*Work order*
Go through the records and report each line in which the word "that" occurs.

(Records from a data collection)
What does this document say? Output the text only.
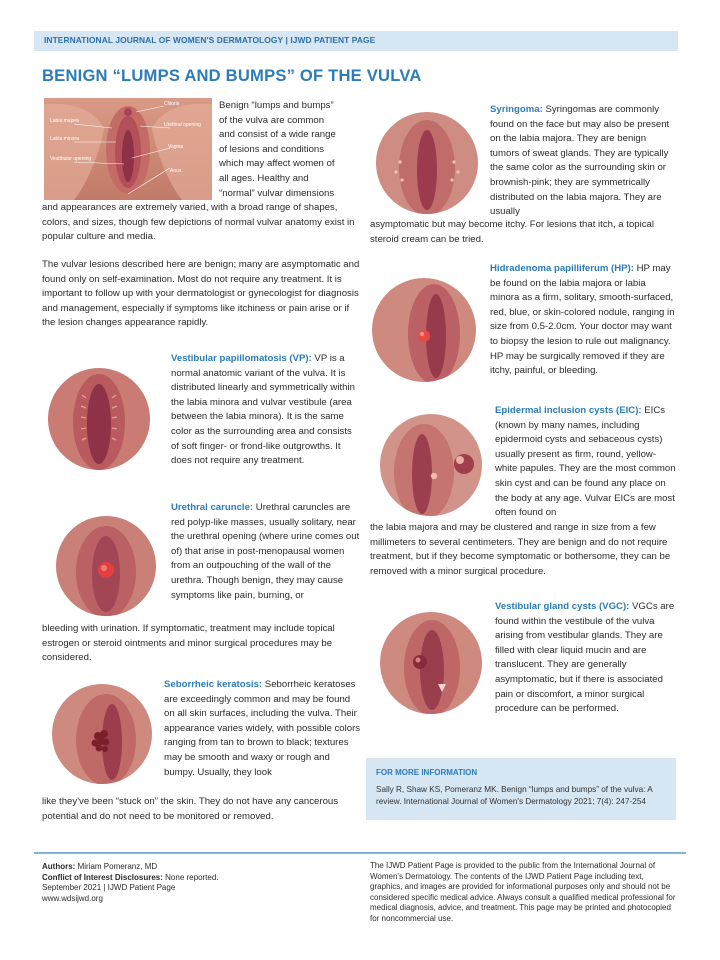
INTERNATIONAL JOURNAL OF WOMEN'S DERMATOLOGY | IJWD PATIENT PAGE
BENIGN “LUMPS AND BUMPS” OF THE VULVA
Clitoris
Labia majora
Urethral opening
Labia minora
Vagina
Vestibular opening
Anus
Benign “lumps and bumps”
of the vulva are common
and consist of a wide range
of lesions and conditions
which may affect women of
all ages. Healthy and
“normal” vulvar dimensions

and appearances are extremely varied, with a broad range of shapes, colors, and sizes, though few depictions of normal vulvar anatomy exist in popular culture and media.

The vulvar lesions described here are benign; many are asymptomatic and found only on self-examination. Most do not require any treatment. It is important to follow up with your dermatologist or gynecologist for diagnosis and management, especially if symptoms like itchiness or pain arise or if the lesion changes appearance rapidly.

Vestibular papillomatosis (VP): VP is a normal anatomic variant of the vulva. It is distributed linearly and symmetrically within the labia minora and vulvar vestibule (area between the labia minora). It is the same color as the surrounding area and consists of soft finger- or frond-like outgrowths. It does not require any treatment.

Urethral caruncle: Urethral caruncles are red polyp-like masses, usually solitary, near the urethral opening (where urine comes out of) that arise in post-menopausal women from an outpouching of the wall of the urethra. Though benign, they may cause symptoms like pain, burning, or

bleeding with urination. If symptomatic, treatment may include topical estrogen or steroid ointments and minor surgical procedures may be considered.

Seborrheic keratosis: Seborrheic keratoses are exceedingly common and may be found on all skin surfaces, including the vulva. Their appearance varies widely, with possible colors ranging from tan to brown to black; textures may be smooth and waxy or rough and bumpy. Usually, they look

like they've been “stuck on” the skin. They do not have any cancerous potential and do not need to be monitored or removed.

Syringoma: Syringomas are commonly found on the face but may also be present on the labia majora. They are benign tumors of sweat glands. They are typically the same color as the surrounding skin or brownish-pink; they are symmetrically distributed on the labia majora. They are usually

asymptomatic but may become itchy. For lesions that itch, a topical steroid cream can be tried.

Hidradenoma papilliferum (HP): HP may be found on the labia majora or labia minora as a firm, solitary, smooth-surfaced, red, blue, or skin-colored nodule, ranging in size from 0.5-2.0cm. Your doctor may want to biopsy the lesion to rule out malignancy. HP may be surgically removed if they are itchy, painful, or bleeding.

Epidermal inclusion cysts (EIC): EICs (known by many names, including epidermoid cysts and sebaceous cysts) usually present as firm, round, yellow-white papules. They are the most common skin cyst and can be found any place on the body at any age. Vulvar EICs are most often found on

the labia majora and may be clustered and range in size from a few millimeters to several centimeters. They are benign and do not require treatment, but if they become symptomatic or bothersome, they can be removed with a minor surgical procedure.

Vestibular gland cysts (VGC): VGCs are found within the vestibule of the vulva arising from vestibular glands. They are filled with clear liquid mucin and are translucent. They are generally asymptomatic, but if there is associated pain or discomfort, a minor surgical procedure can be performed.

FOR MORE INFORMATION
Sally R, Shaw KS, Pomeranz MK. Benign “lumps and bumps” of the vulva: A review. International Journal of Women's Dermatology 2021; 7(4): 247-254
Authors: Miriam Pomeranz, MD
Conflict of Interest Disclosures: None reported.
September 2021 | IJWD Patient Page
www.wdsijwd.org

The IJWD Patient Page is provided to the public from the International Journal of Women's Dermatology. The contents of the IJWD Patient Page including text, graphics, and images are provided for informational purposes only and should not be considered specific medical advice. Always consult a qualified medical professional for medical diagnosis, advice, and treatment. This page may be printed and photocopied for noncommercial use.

*Response to the task*
Urethral caruncle: Urethral caruncles are red polyp-like masses, usually solitary, near the urethral opening (where urine comes out of) that arise in post-menopausal women from an outpouching of the wall of the urethra. Though benign, they may cause symptoms like pain, burning, or
asymptomatic but may become itchy. For lesions that itch, a topical steroid cream can be tried.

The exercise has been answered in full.